## What you will do
Arrange every line of the listing below as a numbered list, leaving out blank lines and pictures.

## The input
>> start

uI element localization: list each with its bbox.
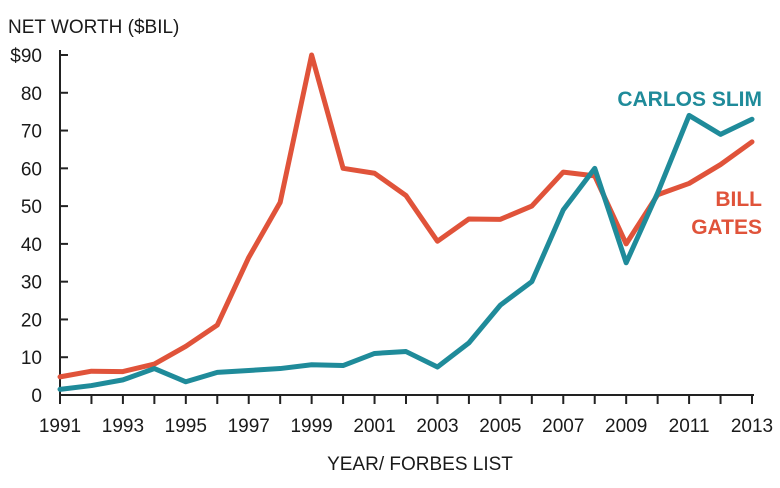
y-tick-label: 50 bbox=[21, 197, 42, 218]
y-ticks: 0 10 20 30 40 50 60 70 80 $90 bbox=[10, 46, 68, 407]
x-tick-label: 1993 bbox=[102, 416, 144, 437]
x-tick-label: 2003 bbox=[416, 416, 458, 437]
x-axis-title: YEAR/ FORBES LIST bbox=[327, 454, 513, 475]
carlos-slim-line bbox=[57, 112, 755, 392]
y-tick-label: $90 bbox=[10, 46, 42, 67]
x-tick-label: 1995 bbox=[165, 416, 207, 437]
y-tick-label: 60 bbox=[21, 159, 42, 180]
y-tick-label: 40 bbox=[21, 235, 42, 256]
series-labels: BILL GATES CARLOS SLIM bbox=[617, 88, 762, 239]
x-tick-label: 2005 bbox=[479, 416, 521, 437]
y-tick-label: 80 bbox=[21, 84, 42, 105]
series-lines bbox=[57, 52, 755, 392]
x-tick-label: 2013 bbox=[731, 416, 773, 437]
y-tick-label: 70 bbox=[21, 122, 42, 143]
x-tick-label: 1999 bbox=[290, 416, 332, 437]
y-axis-title: NET WORTH ($BIL) bbox=[8, 17, 179, 38]
carlos-slim-label: CARLOS SLIM bbox=[617, 88, 762, 111]
x-tick-label: 2007 bbox=[542, 416, 584, 437]
x-ticks: 1991 1993 1995 1997 1999 2001 2003 2005 2007 2009… bbox=[39, 395, 773, 437]
x-tick-label: 2011 bbox=[669, 416, 710, 437]
x-tick-label: 1997 bbox=[228, 416, 270, 437]
y-tick-label: 20 bbox=[21, 310, 42, 331]
y-tick-label: 10 bbox=[21, 348, 42, 369]
bill-gates-line bbox=[57, 52, 755, 380]
x-tick-label: 1991 bbox=[39, 416, 81, 437]
y-tick-label: 0 bbox=[31, 386, 42, 407]
bill-gates-label: BILL GATES bbox=[691, 188, 762, 239]
x-tick-label: 2001 bbox=[353, 416, 395, 437]
x-tick-label: 2009 bbox=[605, 416, 647, 437]
y-tick-label: 30 bbox=[21, 273, 42, 294]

>> end

## Written answer
1. uI element localization: list each with its bbox.
2. y-tick-label: 50 bbox=[21, 197, 42, 218]
3. y-ticks: 0 10 20 30 40 50 60 70 80 $90 bbox=[10, 46, 68, 407]
4. x-tick-label: 1993 bbox=[102, 416, 144, 437]
5. x-tick-label: 2003 bbox=[416, 416, 458, 437]
6. x-axis-title: YEAR/ FORBES LIST bbox=[327, 454, 513, 475]
7. carlos-slim-line bbox=[57, 112, 755, 392]
8. y-tick-label: $90 bbox=[10, 46, 42, 67]
9. x-tick-label: 1995 bbox=[165, 416, 207, 437]
10. y-tick-label: 60 bbox=[21, 159, 42, 180]
11. y-tick-label: 40 bbox=[21, 235, 42, 256]
12. series-labels: BILL GATES CARLOS SLIM bbox=[617, 88, 762, 239]
13. x-tick-label: 2005 bbox=[479, 416, 521, 437]
14. y-tick-label: 80 bbox=[21, 84, 42, 105]
15. series-lines bbox=[57, 52, 755, 392]
16. x-tick-label: 2013 bbox=[731, 416, 773, 437]
17. y-tick-label: 70 bbox=[21, 122, 42, 143]
18. x-tick-label: 1999 bbox=[290, 416, 332, 437]
19. y-axis-title: NET WORTH ($BIL) bbox=[8, 17, 179, 38]
20. carlos-slim-label: CARLOS SLIM bbox=[617, 88, 762, 111]
21. x-tick-label: 2007 bbox=[542, 416, 584, 437]
22. x-ticks: 1991 1993 1995 1997 1999 2001 2003 2005 2007 2009… bbox=[39, 395, 773, 437]
23. x-tick-label: 2011 bbox=[669, 416, 710, 437]
24. x-tick-label: 1997 bbox=[228, 416, 270, 437]
25. y-tick-label: 20 bbox=[21, 310, 42, 331]
26. y-tick-label: 10 bbox=[21, 348, 42, 369]
27. bill-gates-line bbox=[57, 52, 755, 380]
28. x-tick-label: 1991 bbox=[39, 416, 81, 437]
29. y-tick-label: 0 bbox=[31, 386, 42, 407]
30. bill-gates-label: BILL GATES bbox=[691, 188, 762, 239]
31. x-tick-label: 2001 bbox=[353, 416, 395, 437]
32. x-tick-label: 2009 bbox=[605, 416, 647, 437]
33. y-tick-label: 30 bbox=[21, 273, 42, 294]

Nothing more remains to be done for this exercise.